_Challenge_. Set down every entry again word for word, please, but skip the pictures.

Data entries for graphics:

++++++

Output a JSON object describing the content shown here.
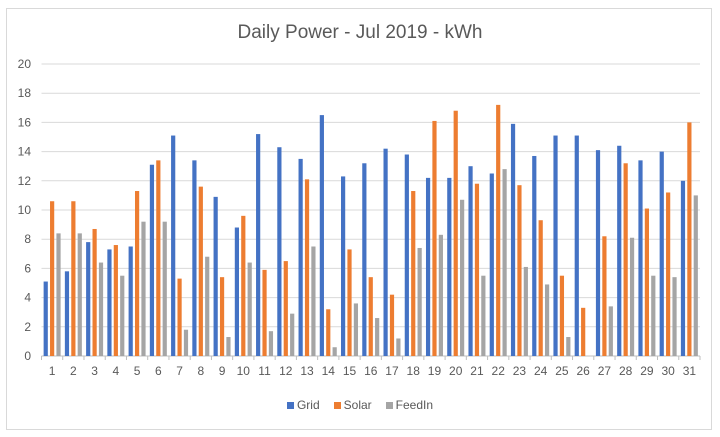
{
  "chart_data": {
    "type": "bar",
    "title": "Daily Power - Jul 2019 - kWh",
    "xlabel": "",
    "ylabel": "",
    "ylim": [
      0,
      20
    ],
    "yticks": [
      0,
      2,
      4,
      6,
      8,
      10,
      12,
      14,
      16,
      18,
      20
    ],
    "grid": true,
    "legend_position": "bottom",
    "categories": [
      "1",
      "2",
      "3",
      "4",
      "5",
      "6",
      "7",
      "8",
      "9",
      "10",
      "11",
      "12",
      "13",
      "14",
      "15",
      "16",
      "17",
      "18",
      "19",
      "20",
      "21",
      "22",
      "23",
      "24",
      "25",
      "26",
      "27",
      "28",
      "29",
      "30",
      "31"
    ],
    "series": [
      {
        "name": "Grid",
        "color": "#4472c4",
        "values": [
          5.1,
          5.8,
          7.8,
          7.3,
          7.5,
          13.1,
          15.1,
          13.4,
          10.9,
          8.8,
          15.2,
          14.3,
          13.5,
          16.5,
          12.3,
          13.2,
          14.2,
          13.8,
          12.2,
          12.2,
          13.0,
          12.5,
          15.9,
          13.7,
          15.1,
          15.1,
          14.1,
          14.4,
          13.4,
          14.0,
          12.0
        ]
      },
      {
        "name": "Solar",
        "color": "#ed7d31",
        "values": [
          10.6,
          10.6,
          8.7,
          7.6,
          11.3,
          13.4,
          5.3,
          11.6,
          5.4,
          9.6,
          5.9,
          6.5,
          12.1,
          3.2,
          7.3,
          5.4,
          4.2,
          11.3,
          16.1,
          16.8,
          11.8,
          17.2,
          11.7,
          9.3,
          5.5,
          3.3,
          8.2,
          13.2,
          10.1,
          11.2,
          16.0
        ]
      },
      {
        "name": "FeedIn",
        "color": "#a5a5a5",
        "values": [
          8.4,
          8.4,
          6.4,
          5.5,
          9.2,
          9.2,
          1.8,
          6.8,
          1.3,
          6.4,
          1.7,
          2.9,
          7.5,
          0.6,
          3.6,
          2.6,
          1.2,
          7.4,
          8.3,
          10.7,
          5.5,
          12.8,
          6.1,
          4.9,
          1.3,
          0,
          3.4,
          8.1,
          5.5,
          5.4,
          11.0
        ]
      }
    ]
  }
}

++++++

_Result_.
Output a JSON object describing the content shown here.
{
  "chart_data": {
    "type": "bar",
    "title": "Daily Power - Jul 2019 - kWh",
    "xlabel": "",
    "ylabel": "",
    "ylim": [
      0,
      20
    ],
    "yticks": [
      0,
      2,
      4,
      6,
      8,
      10,
      12,
      14,
      16,
      18,
      20
    ],
    "grid": true,
    "legend_position": "bottom",
    "categories": [
      "1",
      "2",
      "3",
      "4",
      "5",
      "6",
      "7",
      "8",
      "9",
      "10",
      "11",
      "12",
      "13",
      "14",
      "15",
      "16",
      "17",
      "18",
      "19",
      "20",
      "21",
      "22",
      "23",
      "24",
      "25",
      "26",
      "27",
      "28",
      "29",
      "30",
      "31"
    ],
    "series": [
      {
        "name": "Grid",
        "color": "#4472c4",
        "values": [
          5.1,
          5.8,
          7.8,
          7.3,
          7.5,
          13.1,
          15.1,
          13.4,
          10.9,
          8.8,
          15.2,
          14.3,
          13.5,
          16.5,
          12.3,
          13.2,
          14.2,
          13.8,
          12.2,
          12.2,
          13.0,
          12.5,
          15.9,
          13.7,
          15.1,
          15.1,
          14.1,
          14.4,
          13.4,
          14.0,
          12.0
        ]
      },
      {
        "name": "Solar",
        "color": "#ed7d31",
        "values": [
          10.6,
          10.6,
          8.7,
          7.6,
          11.3,
          13.4,
          5.3,
          11.6,
          5.4,
          9.6,
          5.9,
          6.5,
          12.1,
          3.2,
          7.3,
          5.4,
          4.2,
          11.3,
          16.1,
          16.8,
          11.8,
          17.2,
          11.7,
          9.3,
          5.5,
          3.3,
          8.2,
          13.2,
          10.1,
          11.2,
          16.0
        ]
      },
      {
        "name": "FeedIn",
        "color": "#a5a5a5",
        "values": [
          8.4,
          8.4,
          6.4,
          5.5,
          9.2,
          9.2,
          1.8,
          6.8,
          1.3,
          6.4,
          1.7,
          2.9,
          7.5,
          0.6,
          3.6,
          2.6,
          1.2,
          7.4,
          8.3,
          10.7,
          5.5,
          12.8,
          6.1,
          4.9,
          1.3,
          0,
          3.4,
          8.1,
          5.5,
          5.4,
          11.0
        ]
      }
    ]
  }
}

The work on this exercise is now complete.